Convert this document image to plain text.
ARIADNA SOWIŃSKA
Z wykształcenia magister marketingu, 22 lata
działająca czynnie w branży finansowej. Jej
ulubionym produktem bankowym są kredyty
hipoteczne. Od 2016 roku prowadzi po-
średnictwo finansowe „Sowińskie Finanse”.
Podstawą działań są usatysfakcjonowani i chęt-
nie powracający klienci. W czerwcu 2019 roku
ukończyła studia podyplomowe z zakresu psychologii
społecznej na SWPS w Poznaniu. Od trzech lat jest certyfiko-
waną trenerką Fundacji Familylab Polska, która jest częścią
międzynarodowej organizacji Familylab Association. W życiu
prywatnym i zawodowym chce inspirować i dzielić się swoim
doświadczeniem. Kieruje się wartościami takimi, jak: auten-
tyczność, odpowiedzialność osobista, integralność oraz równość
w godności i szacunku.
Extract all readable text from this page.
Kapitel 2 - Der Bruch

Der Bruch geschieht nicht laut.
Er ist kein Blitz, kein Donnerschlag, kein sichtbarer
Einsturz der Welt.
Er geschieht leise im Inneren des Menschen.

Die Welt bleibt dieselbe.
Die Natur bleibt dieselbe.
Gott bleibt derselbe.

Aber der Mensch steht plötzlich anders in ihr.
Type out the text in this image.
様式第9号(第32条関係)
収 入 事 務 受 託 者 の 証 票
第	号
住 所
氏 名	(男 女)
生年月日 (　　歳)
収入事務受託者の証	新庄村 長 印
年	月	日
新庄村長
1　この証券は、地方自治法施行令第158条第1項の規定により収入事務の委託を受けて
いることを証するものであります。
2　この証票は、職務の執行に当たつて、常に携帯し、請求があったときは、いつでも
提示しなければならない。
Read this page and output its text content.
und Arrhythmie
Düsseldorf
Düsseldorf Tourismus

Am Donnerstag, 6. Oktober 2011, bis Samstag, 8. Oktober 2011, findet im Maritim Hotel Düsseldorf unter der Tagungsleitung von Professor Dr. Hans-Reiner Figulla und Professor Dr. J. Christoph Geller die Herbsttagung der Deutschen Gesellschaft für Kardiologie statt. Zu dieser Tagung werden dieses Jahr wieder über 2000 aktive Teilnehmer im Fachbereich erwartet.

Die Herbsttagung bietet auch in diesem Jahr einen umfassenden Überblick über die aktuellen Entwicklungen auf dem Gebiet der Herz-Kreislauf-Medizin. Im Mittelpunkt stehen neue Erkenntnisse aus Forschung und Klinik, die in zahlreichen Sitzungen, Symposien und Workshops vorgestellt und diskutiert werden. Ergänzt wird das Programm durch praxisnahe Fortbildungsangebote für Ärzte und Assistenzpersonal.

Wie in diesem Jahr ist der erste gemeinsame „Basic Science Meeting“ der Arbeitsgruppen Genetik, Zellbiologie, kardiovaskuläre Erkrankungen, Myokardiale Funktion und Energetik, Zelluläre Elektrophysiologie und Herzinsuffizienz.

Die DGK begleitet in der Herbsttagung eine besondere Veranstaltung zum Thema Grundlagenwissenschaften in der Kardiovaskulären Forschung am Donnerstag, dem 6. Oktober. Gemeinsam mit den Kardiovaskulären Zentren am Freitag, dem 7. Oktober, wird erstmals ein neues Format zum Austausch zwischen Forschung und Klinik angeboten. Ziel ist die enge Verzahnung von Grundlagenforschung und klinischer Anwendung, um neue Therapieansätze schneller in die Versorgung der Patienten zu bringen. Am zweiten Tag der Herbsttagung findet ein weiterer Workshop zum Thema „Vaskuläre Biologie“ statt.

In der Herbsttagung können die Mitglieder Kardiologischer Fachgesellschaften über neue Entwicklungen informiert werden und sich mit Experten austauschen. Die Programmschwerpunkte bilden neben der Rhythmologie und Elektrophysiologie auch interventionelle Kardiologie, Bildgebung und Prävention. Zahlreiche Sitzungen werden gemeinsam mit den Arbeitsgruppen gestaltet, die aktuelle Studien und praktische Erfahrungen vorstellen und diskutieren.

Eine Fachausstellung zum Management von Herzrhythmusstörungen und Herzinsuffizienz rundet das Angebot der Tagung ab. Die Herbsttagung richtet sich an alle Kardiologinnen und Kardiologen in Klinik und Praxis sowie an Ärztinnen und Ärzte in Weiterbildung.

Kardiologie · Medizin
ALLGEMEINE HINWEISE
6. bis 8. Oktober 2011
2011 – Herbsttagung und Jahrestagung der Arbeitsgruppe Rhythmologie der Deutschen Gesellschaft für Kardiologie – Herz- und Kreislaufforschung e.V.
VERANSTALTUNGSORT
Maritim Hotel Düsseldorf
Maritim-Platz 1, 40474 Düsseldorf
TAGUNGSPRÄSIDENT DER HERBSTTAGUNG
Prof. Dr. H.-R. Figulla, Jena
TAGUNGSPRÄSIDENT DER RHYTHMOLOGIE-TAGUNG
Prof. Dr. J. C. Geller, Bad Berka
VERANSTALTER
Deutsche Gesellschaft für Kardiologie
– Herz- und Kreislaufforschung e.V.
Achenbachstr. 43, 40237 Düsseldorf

What to produce — Copy out all of the data exactly, leaving nothing out.

Result of this task —
Convert this document image to plain text.
ARIADNA SOWIŃSKA
Z wykształcenia magister marketingu, 22 lata
działająca czynnie w branży finansowej. Jej
ulubionym produktem bankowym są kredyty
hipoteczne. Od 2016 roku prowadzi po-
średnictwo finansowe „Sowińskie Finanse”.
Podstawą działań są usatysfakcjonowani i chęt-
nie powracający klienci. W czerwcu 2019 roku
ukończyła studia podyplomowe z zakresu psychologii
społecznej na SWPS w Poznaniu. Od trzech lat jest certyfiko-
waną trenerką Fundacji Familylab Polska, która jest częścią
międzynarodowej organizacji Familylab Association. W życiu
prywatnym i zawodowym chce inspirować i dzielić się swoim
doświadczeniem. Kieruje się wartościami takimi, jak: auten-
tyczność, odpowiedzialność osobista, integralność oraz równość
w godności i szacunku.
Extract all readable text from this page.
Kapitel 2 - Der Bruch

Der Bruch geschieht nicht laut.
Er ist kein Blitz, kein Donnerschlag, kein sichtbarer
Einsturz der Welt.
Er geschieht leise im Inneren des Menschen.

Die Welt bleibt dieselbe.
Die Natur bleibt dieselbe.
Gott bleibt derselbe.

Aber der Mensch steht plötzlich anders in ihr.
Type out the text in this image.
様式第9号(第32条関係)
収 入 事 務 受 託 者 の 証 票
第	号
住 所
氏 名	(男 女)
生年月日 (　　歳)
収入事務受託者の証	新庄村 長 印
年	月	日
新庄村長
1　この証券は、地方自治法施行令第158条第1項の規定により収入事務の委託を受けて
いることを証するものであります。
2　この証票は、職務の執行に当たつて、常に携帯し、請求があったときは、いつでも
提示しなければならない。
Read this page and output its text content.
und Arrhythmie
Düsseldorf
Düsseldorf Tourismus

Am Donnerstag, 6. Oktober 2011, bis Samstag, 8. Oktober 2011, findet im Maritim Hotel Düsseldorf unter der Tagungsleitung von Professor Dr. Hans-Reiner Figulla und Professor Dr. J. Christoph Geller die Herbsttagung der Deutschen Gesellschaft für Kardiologie statt. Zu dieser Tagung werden dieses Jahr wieder über 2000 aktive Teilnehmer im Fachbereich erwartet.

Die Herbsttagung bietet auch in diesem Jahr einen umfassenden Überblick über die aktuellen Entwicklungen auf dem Gebiet der Herz-Kreislauf-Medizin. Im Mittelpunkt stehen neue Erkenntnisse aus Forschung und Klinik, die in zahlreichen Sitzungen, Symposien und Workshops vorgestellt und diskutiert werden. Ergänzt wird das Programm durch praxisnahe Fortbildungsangebote für Ärzte und Assistenzpersonal.

Wie in diesem Jahr ist der erste gemeinsame „Basic Science Meeting“ der Arbeitsgruppen Genetik, Zellbiologie, kardiovaskuläre Erkrankungen, Myokardiale Funktion und Energetik, Zelluläre Elektrophysiologie und Herzinsuffizienz.

Die DGK begleitet in der Herbsttagung eine besondere Veranstaltung zum Thema Grundlagenwissenschaften in der Kardiovaskulären Forschung am Donnerstag, dem 6. Oktober. Gemeinsam mit den Kardiovaskulären Zentren am Freitag, dem 7. Oktober, wird erstmals ein neues Format zum Austausch zwischen Forschung und Klinik angeboten. Ziel ist die enge Verzahnung von Grundlagenforschung und klinischer Anwendung, um neue Therapieansätze schneller in die Versorgung der Patienten zu bringen. Am zweiten Tag der Herbsttagung findet ein weiterer Workshop zum Thema „Vaskuläre Biologie“ statt.

In der Herbsttagung können die Mitglieder Kardiologischer Fachgesellschaften über neue Entwicklungen informiert werden und sich mit Experten austauschen. Die Programmschwerpunkte bilden neben der Rhythmologie und Elektrophysiologie auch interventionelle Kardiologie, Bildgebung und Prävention. Zahlreiche Sitzungen werden gemeinsam mit den Arbeitsgruppen gestaltet, die aktuelle Studien und praktische Erfahrungen vorstellen und diskutieren.

Eine Fachausstellung zum Management von Herzrhythmusstörungen und Herzinsuffizienz rundet das Angebot der Tagung ab. Die Herbsttagung richtet sich an alle Kardiologinnen und Kardiologen in Klinik und Praxis sowie an Ärztinnen und Ärzte in Weiterbildung.

Kardiologie · Medizin
ALLGEMEINE HINWEISE
6. bis 8. Oktober 2011
2011 – Herbsttagung und Jahrestagung der Arbeitsgruppe Rhythmologie der Deutschen Gesellschaft für Kardiologie – Herz- und Kreislaufforschung e.V.
VERANSTALTUNGSORT
Maritim Hotel Düsseldorf
Maritim-Platz 1, 40474 Düsseldorf
TAGUNGSPRÄSIDENT DER HERBSTTAGUNG
Prof. Dr. H.-R. Figulla, Jena
TAGUNGSPRÄSIDENT DER RHYTHMOLOGIE-TAGUNG
Prof. Dr. J. C. Geller, Bad Berka
VERANSTALTER
Deutsche Gesellschaft für Kardiologie
– Herz- und Kreislaufforschung e.V.
Achenbachstr. 43, 40237 Düsseldorf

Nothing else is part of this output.